* Begin MATERIAL PROVIDED *

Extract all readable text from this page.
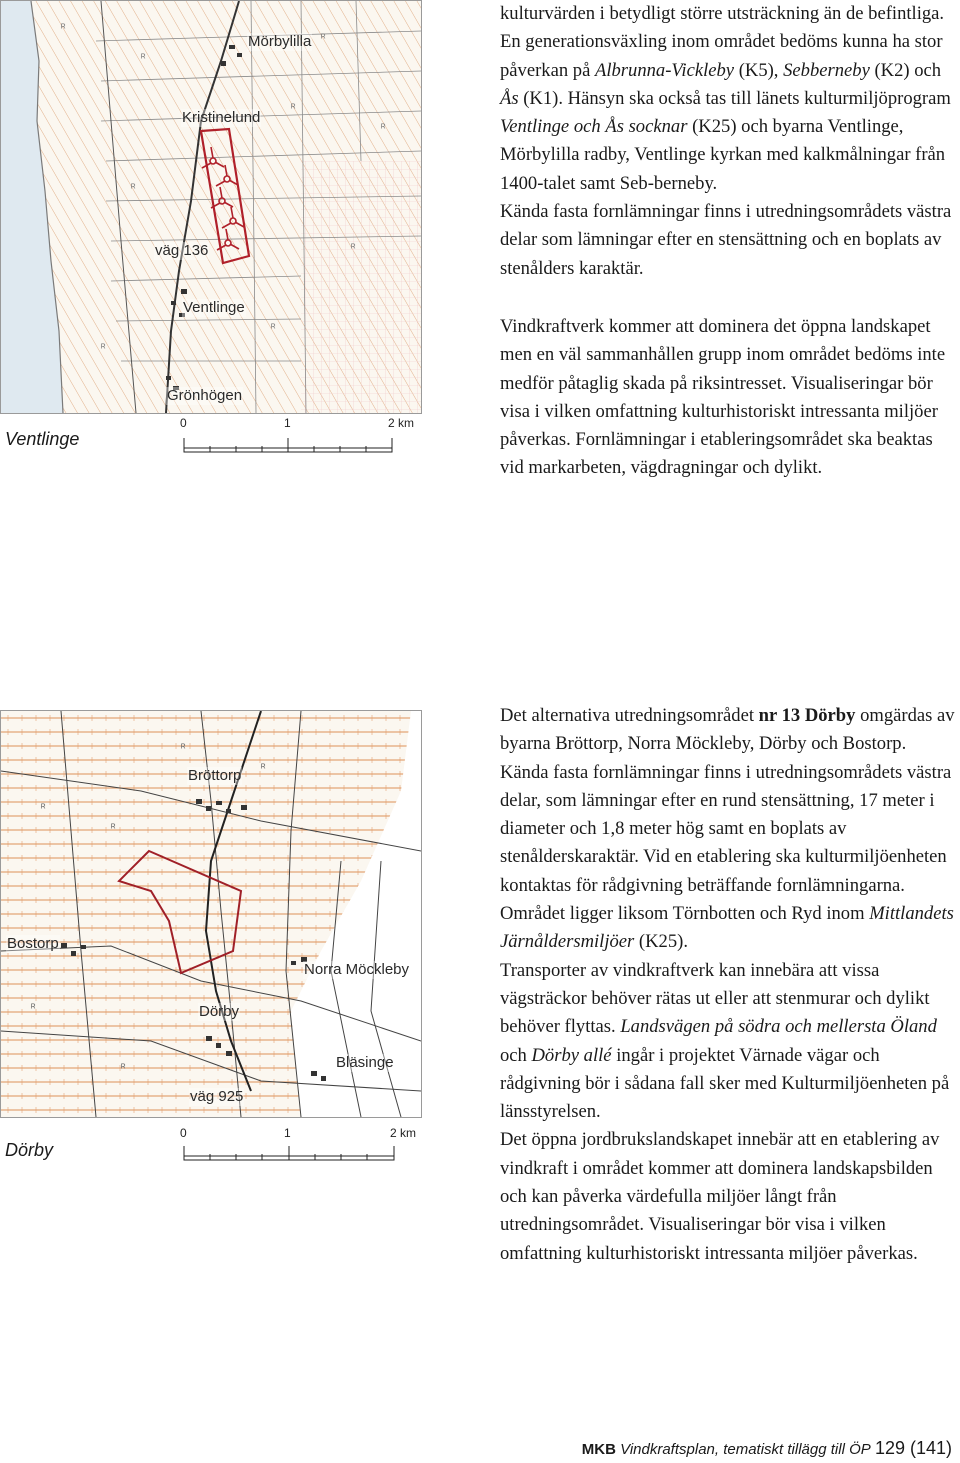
ᴿ
ᴿ
ᴿ
ᴿ
ᴿ
ᴿ
ᴿ
ᴿ
ᴿ
Mörbylilla
Kristinelund
väg 136
Ventlinge
Grönhögen
0	1	2 km
Ventlinge

kulturvärden i betydligt större utsträckning än de befintliga.

En generationsväxling inom området bedöms kunna ha stor påverkan på Albrunna-Vickleby (K5), Sebberneby (K2) och Ås (K1). Hänsyn ska också tas till länets kulturmiljöprogram Ventlinge och Ås socknar (K25) och byarna Ventlinge, Mörbylilla radby, Ventlinge kyrkan med kalkmålningar från 1400-talet samt Seb-berneby.

Kända fasta fornlämningar finns i utredningsområdets västra delar som lämningar efter en stensättning och en boplats av stenålders karaktär.

Vindkraftverk kommer att dominera det öppna landskapet men en väl sammanhållen grupp inom området bedöms inte medför påtaglig skada på riksintresset. Visualiseringar bör visa i vilken omfattning kulturhistoriskt intressanta miljöer påverkas. Fornlämningar i etableringsområdet ska beaktas vid markarbeten, vägdragningar och dylikt.

ᴿ
ᴿ
ᴿ
ᴿ
ᴿ
ᴿ
Bröttorp
Bostorp
Norra Möckleby
Dörby
Bläsinge
väg 925
0	1	2 km
Dörby

Det alternativa utredningsområdet nr 13 Dörby omgärdas av byarna Bröttorp, Norra Möckleby, Dörby och Bostorp.

Kända fasta fornlämningar finns i utredningsområdets västra delar, som lämningar efter en rund stensättning, 17 meter i diameter och 1,8 meter hög samt en boplats av stenålderskaraktär. Vid en etablering ska kulturmiljöenheten kontaktas för rådgivning beträffande fornlämningarna.

Området ligger liksom Törnbotten och Ryd inom Mittlandets Järnåldersmiljöer (K25).

Transporter av vindkraftverk kan innebära att vissa vägsträckor behöver rätas ut eller att stenmurar och dylikt behöver flyttas. Landsvägen på södra och mellersta Öland och Dörby allé ingår i projektet Värnade vägar och rådgivning bör i sådana fall sker med Kulturmiljöenheten på länsstyrelsen.

Det öppna jordbrukslandskapet innebär att en etablering av vindkraft i området kommer att dominera landskapsbilden och kan påverka värdefulla miljöer långt från utredningsområdet. Visualiseringar bör visa i vilken omfattning kulturhistoriskt intressanta miljöer påverkas.

MKB Vindkraftsplan, tematiskt tillägg till ÖP 129 (141)
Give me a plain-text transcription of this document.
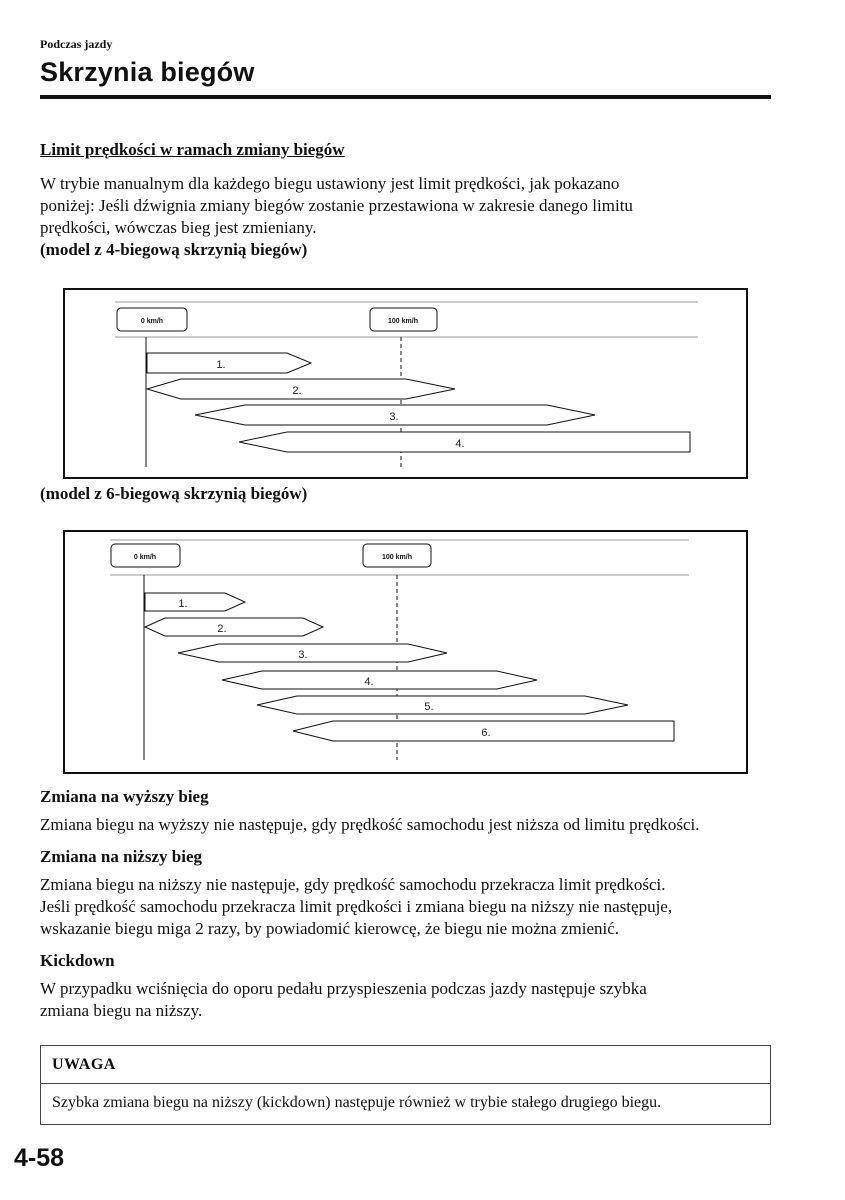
Podczas jazdy
Skrzynia biegów
Limit prędkości w ramach zmiany biegów

W trybie manualnym dla każdego biegu ustawiony jest limit prędkości, jak pokazano
poniżej: Jeśli dźwignia zmiany biegów zostanie przestawiona w zakresie danego limitu
prędkości, wówczas bieg jest zmieniany.

(model z 4-biegową skrzynią biegów)
0 km/h	100 km/h
1.
2.
3.
4.
(model z 6-biegową skrzynią biegów)
0 km/h	100 km/h
1.
2.
3.
4.
5.
6.
Zmiana na wyższy bieg
Zmiana biegu na wyższy nie następuje, gdy prędkość samochodu jest niższa od limitu prędkości.
Zmiana na niższy bieg

Zmiana biegu na niższy nie następuje, gdy prędkość samochodu przekracza limit prędkości.
Jeśli prędkość samochodu przekracza limit prędkości i zmiana biegu na niższy nie następuje,
wskazanie biegu miga 2 razy, by powiadomić kierowcę, że biegu nie można zmienić.

Kickdown

W przypadku wciśnięcia do oporu pedału przyspieszenia podczas jazdy następuje szybka
zmiana biegu na niższy.

UWAGA
Szybka zmiana biegu na niższy (kickdown) następuje również w trybie stałego drugiego biegu.
4-58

* End MATERIAL PROVIDED *

- _WRITTEN INSTRUCTION_
All the lines above are to be given again exactly as they read, with the pictures removed.

- _EXERCISE ANSWER_
Extract all readable text from this page.
ᴿ
ᴿ
ᴿ
ᴿ
ᴿ
ᴿ
ᴿ
ᴿ
ᴿ
Mörbylilla
Kristinelund
väg 136
Ventlinge
Grönhögen
0	1	2 km
Ventlinge

kulturvärden i betydligt större utsträckning än de befintliga.

En generationsväxling inom området bedöms kunna ha stor påverkan på Albrunna-Vickleby (K5), Sebberneby (K2) och Ås (K1). Hänsyn ska också tas till länets kulturmiljöprogram Ventlinge och Ås socknar (K25) och byarna Ventlinge, Mörbylilla radby, Ventlinge kyrkan med kalkmålningar från 1400-talet samt Seb-berneby.

Kända fasta fornlämningar finns i utredningsområdets västra delar som lämningar efter en stensättning och en boplats av stenålders karaktär.

Vindkraftverk kommer att dominera det öppna landskapet men en väl sammanhållen grupp inom området bedöms inte medför påtaglig skada på riksintresset. Visualiseringar bör visa i vilken omfattning kulturhistoriskt intressanta miljöer påverkas. Fornlämningar i etableringsområdet ska beaktas vid markarbeten, vägdragningar och dylikt.

ᴿ
ᴿ
ᴿ
ᴿ
ᴿ
ᴿ
Bröttorp
Bostorp
Norra Möckleby
Dörby
Bläsinge
väg 925
0	1	2 km
Dörby

Det alternativa utredningsområdet nr 13 Dörby omgärdas av byarna Bröttorp, Norra Möckleby, Dörby och Bostorp.

Kända fasta fornlämningar finns i utredningsområdets västra delar, som lämningar efter en rund stensättning, 17 meter i diameter och 1,8 meter hög samt en boplats av stenålderskaraktär. Vid en etablering ska kulturmiljöenheten kontaktas för rådgivning beträffande fornlämningarna.

Området ligger liksom Törnbotten och Ryd inom Mittlandets Järnåldersmiljöer (K25).

Transporter av vindkraftverk kan innebära att vissa vägsträckor behöver rätas ut eller att stenmurar och dylikt behöver flyttas. Landsvägen på södra och mellersta Öland och Dörby allé ingår i projektet Värnade vägar och rådgivning bör i sådana fall sker med Kulturmiljöenheten på länsstyrelsen.

Det öppna jordbrukslandskapet innebär att en etablering av vindkraft i området kommer att dominera landskapsbilden och kan påverka värdefulla miljöer långt från utredningsområdet. Visualiseringar bör visa i vilken omfattning kulturhistoriskt intressanta miljöer påverkas.

MKB Vindkraftsplan, tematiskt tillägg till ÖP 129 (141)
Give me a plain-text transcription of this document.
Podczas jazdy
Skrzynia biegów
Limit prędkości w ramach zmiany biegów

W trybie manualnym dla każdego biegu ustawiony jest limit prędkości, jak pokazano
poniżej: Jeśli dźwignia zmiany biegów zostanie przestawiona w zakresie danego limitu
prędkości, wówczas bieg jest zmieniany.

(model z 4-biegową skrzynią biegów)
0 km/h	100 km/h
1.
2.
3.
4.
(model z 6-biegową skrzynią biegów)
0 km/h	100 km/h
1.
2.
3.
4.
5.
6.
Zmiana na wyższy bieg
Zmiana biegu na wyższy nie następuje, gdy prędkość samochodu jest niższa od limitu prędkości.
Zmiana na niższy bieg

Zmiana biegu na niższy nie następuje, gdy prędkość samochodu przekracza limit prędkości.
Jeśli prędkość samochodu przekracza limit prędkości i zmiana biegu na niższy nie następuje,
wskazanie biegu miga 2 razy, by powiadomić kierowcę, że biegu nie można zmienić.

Kickdown

W przypadku wciśnięcia do oporu pedału przyspieszenia podczas jazdy następuje szybka
zmiana biegu na niższy.

UWAGA
Szybka zmiana biegu na niższy (kickdown) następuje również w trybie stałego drugiego biegu.
4-58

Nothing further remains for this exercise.